Task>
Find the lines holding the word "JSON" and collect them.

### Data shown ###

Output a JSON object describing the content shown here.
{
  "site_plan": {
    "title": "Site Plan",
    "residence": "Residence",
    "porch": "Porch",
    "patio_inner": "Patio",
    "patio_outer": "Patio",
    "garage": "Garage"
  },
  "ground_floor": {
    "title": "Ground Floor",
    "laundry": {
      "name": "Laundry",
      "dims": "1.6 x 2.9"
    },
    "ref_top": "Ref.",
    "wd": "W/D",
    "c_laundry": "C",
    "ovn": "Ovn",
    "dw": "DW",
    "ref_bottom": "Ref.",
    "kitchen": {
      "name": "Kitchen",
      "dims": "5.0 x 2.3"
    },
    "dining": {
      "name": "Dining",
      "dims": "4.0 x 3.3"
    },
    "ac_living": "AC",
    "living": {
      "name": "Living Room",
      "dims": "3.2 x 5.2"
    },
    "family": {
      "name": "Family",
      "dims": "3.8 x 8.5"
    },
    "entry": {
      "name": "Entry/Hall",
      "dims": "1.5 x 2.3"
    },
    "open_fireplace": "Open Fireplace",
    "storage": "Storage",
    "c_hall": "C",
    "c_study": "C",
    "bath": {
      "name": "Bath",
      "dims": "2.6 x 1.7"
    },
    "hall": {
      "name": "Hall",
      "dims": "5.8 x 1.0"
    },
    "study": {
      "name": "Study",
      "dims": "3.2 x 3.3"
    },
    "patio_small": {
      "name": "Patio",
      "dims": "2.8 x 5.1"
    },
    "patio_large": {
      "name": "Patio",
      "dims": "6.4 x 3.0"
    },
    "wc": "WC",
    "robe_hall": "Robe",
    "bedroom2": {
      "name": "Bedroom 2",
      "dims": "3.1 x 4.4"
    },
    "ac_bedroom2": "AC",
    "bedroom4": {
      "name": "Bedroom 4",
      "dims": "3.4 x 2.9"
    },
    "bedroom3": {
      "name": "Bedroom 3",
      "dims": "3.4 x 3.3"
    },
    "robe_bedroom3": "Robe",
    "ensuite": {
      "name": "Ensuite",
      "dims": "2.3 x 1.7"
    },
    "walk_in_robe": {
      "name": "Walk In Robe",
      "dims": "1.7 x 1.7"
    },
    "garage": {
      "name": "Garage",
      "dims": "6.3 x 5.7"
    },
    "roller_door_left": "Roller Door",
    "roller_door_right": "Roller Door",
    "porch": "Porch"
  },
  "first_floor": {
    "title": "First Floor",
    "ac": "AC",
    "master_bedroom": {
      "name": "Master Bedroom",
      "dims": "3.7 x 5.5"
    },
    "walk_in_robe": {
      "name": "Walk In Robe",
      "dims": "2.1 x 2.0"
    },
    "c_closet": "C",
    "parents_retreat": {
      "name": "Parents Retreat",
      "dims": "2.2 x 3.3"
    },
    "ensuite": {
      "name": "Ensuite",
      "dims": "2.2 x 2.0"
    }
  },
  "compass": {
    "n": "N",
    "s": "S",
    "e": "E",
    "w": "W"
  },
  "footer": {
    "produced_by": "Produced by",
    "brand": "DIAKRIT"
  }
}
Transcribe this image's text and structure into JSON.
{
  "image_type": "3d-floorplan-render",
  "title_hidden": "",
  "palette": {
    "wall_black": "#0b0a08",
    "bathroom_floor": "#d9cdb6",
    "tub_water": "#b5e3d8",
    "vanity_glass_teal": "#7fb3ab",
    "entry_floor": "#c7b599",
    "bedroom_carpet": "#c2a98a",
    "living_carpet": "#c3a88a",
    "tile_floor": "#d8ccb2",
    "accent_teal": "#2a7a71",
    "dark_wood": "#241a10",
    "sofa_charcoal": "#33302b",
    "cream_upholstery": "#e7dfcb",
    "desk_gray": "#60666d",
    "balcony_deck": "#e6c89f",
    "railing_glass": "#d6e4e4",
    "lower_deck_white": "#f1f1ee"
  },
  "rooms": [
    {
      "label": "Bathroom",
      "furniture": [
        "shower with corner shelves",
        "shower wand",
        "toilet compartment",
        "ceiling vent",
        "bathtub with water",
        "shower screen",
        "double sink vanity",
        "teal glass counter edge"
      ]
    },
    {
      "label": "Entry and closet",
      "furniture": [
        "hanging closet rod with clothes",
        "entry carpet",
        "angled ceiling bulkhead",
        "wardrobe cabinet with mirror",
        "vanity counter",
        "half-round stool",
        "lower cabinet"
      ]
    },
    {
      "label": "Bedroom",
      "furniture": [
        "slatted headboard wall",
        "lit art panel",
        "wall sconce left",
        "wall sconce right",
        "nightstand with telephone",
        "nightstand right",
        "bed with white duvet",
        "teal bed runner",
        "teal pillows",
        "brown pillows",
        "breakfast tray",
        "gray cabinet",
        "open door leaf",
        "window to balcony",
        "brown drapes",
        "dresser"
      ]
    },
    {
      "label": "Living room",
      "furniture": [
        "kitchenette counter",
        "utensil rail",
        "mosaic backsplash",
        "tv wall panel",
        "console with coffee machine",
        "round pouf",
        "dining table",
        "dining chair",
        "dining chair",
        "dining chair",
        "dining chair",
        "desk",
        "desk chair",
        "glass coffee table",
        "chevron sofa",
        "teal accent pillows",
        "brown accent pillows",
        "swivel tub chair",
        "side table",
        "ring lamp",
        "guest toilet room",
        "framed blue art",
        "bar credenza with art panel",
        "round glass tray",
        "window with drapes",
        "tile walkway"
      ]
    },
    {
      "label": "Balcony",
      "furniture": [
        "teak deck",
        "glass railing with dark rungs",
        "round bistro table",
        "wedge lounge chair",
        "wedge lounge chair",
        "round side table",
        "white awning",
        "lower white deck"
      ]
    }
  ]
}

###

Finished task>
Output a JSON object describing the content shown here.
Transcribe this image's text and structure into JSON.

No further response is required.